● PROBLEM DESCRIPTION: Print all the entries verbatim.

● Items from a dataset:
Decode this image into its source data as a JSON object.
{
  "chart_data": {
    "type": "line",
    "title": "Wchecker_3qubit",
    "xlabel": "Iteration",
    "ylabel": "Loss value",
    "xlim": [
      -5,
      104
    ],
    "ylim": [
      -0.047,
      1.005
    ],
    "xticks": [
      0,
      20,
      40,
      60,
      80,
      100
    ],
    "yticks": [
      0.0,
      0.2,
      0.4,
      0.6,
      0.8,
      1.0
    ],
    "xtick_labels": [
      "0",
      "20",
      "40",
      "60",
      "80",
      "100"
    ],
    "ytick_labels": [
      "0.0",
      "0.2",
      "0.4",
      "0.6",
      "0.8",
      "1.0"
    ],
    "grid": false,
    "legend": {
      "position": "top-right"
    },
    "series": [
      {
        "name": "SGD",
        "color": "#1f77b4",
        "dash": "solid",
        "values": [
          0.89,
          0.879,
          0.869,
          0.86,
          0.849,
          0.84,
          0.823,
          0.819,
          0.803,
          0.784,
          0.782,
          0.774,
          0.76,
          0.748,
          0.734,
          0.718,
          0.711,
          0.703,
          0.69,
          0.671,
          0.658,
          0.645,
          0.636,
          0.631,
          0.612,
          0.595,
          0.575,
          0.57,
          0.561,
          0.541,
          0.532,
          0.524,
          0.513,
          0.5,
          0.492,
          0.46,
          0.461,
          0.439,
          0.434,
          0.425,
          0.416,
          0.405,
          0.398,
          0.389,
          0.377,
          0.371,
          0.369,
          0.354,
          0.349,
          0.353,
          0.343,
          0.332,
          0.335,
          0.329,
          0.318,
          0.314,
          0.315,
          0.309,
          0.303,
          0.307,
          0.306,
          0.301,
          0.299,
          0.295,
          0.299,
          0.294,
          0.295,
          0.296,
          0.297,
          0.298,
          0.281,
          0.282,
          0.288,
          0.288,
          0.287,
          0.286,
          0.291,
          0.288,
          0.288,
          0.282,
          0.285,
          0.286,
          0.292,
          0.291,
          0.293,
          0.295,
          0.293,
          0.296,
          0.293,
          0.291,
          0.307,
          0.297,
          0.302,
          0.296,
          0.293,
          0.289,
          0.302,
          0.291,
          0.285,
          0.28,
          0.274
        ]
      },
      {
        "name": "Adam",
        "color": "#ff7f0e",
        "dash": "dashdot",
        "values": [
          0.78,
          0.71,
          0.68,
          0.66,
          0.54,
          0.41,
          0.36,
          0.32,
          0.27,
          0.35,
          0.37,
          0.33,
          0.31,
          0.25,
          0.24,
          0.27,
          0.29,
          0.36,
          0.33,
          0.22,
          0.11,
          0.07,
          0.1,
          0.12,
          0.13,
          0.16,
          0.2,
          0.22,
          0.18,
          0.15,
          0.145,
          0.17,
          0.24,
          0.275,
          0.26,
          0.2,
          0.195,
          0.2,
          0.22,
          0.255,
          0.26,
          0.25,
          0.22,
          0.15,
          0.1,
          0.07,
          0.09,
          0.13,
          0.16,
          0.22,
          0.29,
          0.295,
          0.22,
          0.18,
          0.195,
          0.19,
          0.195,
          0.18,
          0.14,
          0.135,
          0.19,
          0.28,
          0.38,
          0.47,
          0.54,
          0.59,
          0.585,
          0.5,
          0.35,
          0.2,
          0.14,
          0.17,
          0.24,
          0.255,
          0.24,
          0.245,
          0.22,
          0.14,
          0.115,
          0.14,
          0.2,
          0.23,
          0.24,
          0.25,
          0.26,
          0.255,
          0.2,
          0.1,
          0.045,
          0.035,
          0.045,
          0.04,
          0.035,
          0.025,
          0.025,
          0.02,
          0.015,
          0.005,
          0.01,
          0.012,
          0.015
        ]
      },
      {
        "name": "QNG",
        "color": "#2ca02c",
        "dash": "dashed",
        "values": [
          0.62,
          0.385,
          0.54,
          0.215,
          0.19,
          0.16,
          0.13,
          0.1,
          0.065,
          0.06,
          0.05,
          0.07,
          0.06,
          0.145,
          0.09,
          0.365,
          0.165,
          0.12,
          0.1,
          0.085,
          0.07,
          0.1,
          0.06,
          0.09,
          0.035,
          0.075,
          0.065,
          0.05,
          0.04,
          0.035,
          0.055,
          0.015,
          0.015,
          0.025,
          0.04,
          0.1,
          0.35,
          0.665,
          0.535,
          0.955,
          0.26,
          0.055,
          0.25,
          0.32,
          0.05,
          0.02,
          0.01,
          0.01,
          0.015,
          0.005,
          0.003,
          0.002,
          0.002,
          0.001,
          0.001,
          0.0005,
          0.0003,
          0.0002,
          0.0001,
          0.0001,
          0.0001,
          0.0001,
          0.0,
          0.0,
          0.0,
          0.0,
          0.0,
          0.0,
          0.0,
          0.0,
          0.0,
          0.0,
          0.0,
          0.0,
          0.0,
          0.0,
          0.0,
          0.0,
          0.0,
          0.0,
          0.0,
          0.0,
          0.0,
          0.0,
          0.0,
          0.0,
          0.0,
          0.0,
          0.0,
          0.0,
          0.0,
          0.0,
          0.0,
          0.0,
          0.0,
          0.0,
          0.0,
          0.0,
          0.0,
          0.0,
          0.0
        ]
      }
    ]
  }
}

● SOLUTION TO THE PROBLEM:
Decode this image into its source data as a JSON object.
{
  "chart_data": {
    "type": "line",
    "title": "Wchecker_3qubit",
    "xlabel": "Iteration",
    "ylabel": "Loss value",
    "xlim": [
      -5,
      104
    ],
    "ylim": [
      -0.047,
      1.005
    ],
    "xticks": [
      0,
      20,
      40,
      60,
      80,
      100
    ],
    "yticks": [
      0.0,
      0.2,
      0.4,
      0.6,
      0.8,
      1.0
    ],
    "xtick_labels": [
      "0",
      "20",
      "40",
      "60",
      "80",
      "100"
    ],
    "ytick_labels": [
      "0.0",
      "0.2",
      "0.4",
      "0.6",
      "0.8",
      "1.0"
    ],
    "grid": false,
    "legend": {
      "position": "top-right"
    },
    "series": [
      {
        "name": "SGD",
        "color": "#1f77b4",
        "dash": "solid",
        "values": [
          0.89,
          0.879,
          0.869,
          0.86,
          0.849,
          0.84,
          0.823,
          0.819,
          0.803,
          0.784,
          0.782,
          0.774,
          0.76,
          0.748,
          0.734,
          0.718,
          0.711,
          0.703,
          0.69,
          0.671,
          0.658,
          0.645,
          0.636,
          0.631,
          0.612,
          0.595,
          0.575,
          0.57,
          0.561,
          0.541,
          0.532,
          0.524,
          0.513,
          0.5,
          0.492,
          0.46,
          0.461,
          0.439,
          0.434,
          0.425,
          0.416,
          0.405,
          0.398,
          0.389,
          0.377,
          0.371,
          0.369,
          0.354,
          0.349,
          0.353,
          0.343,
          0.332,
          0.335,
          0.329,
          0.318,
          0.314,
          0.315,
          0.309,
          0.303,
          0.307,
          0.306,
          0.301,
          0.299,
          0.295,
          0.299,
          0.294,
          0.295,
          0.296,
          0.297,
          0.298,
          0.281,
          0.282,
          0.288,
          0.288,
          0.287,
          0.286,
          0.291,
          0.288,
          0.288,
          0.282,
          0.285,
          0.286,
          0.292,
          0.291,
          0.293,
          0.295,
          0.293,
          0.296,
          0.293,
          0.291,
          0.307,
          0.297,
          0.302,
          0.296,
          0.293,
          0.289,
          0.302,
          0.291,
          0.285,
          0.28,
          0.274
        ]
      },
      {
        "name": "Adam",
        "color": "#ff7f0e",
        "dash": "dashdot",
        "values": [
          0.78,
          0.71,
          0.68,
          0.66,
          0.54,
          0.41,
          0.36,
          0.32,
          0.27,
          0.35,
          0.37,
          0.33,
          0.31,
          0.25,
          0.24,
          0.27,
          0.29,
          0.36,
          0.33,
          0.22,
          0.11,
          0.07,
          0.1,
          0.12,
          0.13,
          0.16,
          0.2,
          0.22,
          0.18,
          0.15,
          0.145,
          0.17,
          0.24,
          0.275,
          0.26,
          0.2,
          0.195,
          0.2,
          0.22,
          0.255,
          0.26,
          0.25,
          0.22,
          0.15,
          0.1,
          0.07,
          0.09,
          0.13,
          0.16,
          0.22,
          0.29,
          0.295,
          0.22,
          0.18,
          0.195,
          0.19,
          0.195,
          0.18,
          0.14,
          0.135,
          0.19,
          0.28,
          0.38,
          0.47,
          0.54,
          0.59,
          0.585,
          0.5,
          0.35,
          0.2,
          0.14,
          0.17,
          0.24,
          0.255,
          0.24,
          0.245,
          0.22,
          0.14,
          0.115,
          0.14,
          0.2,
          0.23,
          0.24,
          0.25,
          0.26,
          0.255,
          0.2,
          0.1,
          0.045,
          0.035,
          0.045,
          0.04,
          0.035,
          0.025,
          0.025,
          0.02,
          0.015,
          0.005,
          0.01,
          0.012,
          0.015
        ]
      },
      {
        "name": "QNG",
        "color": "#2ca02c",
        "dash": "dashed",
        "values": [
          0.62,
          0.385,
          0.54,
          0.215,
          0.19,
          0.16,
          0.13,
          0.1,
          0.065,
          0.06,
          0.05,
          0.07,
          0.06,
          0.145,
          0.09,
          0.365,
          0.165,
          0.12,
          0.1,
          0.085,
          0.07,
          0.1,
          0.06,
          0.09,
          0.035,
          0.075,
          0.065,
          0.05,
          0.04,
          0.035,
          0.055,
          0.015,
          0.015,
          0.025,
          0.04,
          0.1,
          0.35,
          0.665,
          0.535,
          0.955,
          0.26,
          0.055,
          0.25,
          0.32,
          0.05,
          0.02,
          0.01,
          0.01,
          0.015,
          0.005,
          0.003,
          0.002,
          0.002,
          0.001,
          0.001,
          0.0005,
          0.0003,
          0.0002,
          0.0001,
          0.0001,
          0.0001,
          0.0001,
          0.0,
          0.0,
          0.0,
          0.0,
          0.0,
          0.0,
          0.0,
          0.0,
          0.0,
          0.0,
          0.0,
          0.0,
          0.0,
          0.0,
          0.0,
          0.0,
          0.0,
          0.0,
          0.0,
          0.0,
          0.0,
          0.0,
          0.0,
          0.0,
          0.0,
          0.0,
          0.0,
          0.0,
          0.0,
          0.0,
          0.0,
          0.0,
          0.0,
          0.0,
          0.0,
          0.0,
          0.0,
          0.0,
          0.0
        ]
      }
    ]
  }
}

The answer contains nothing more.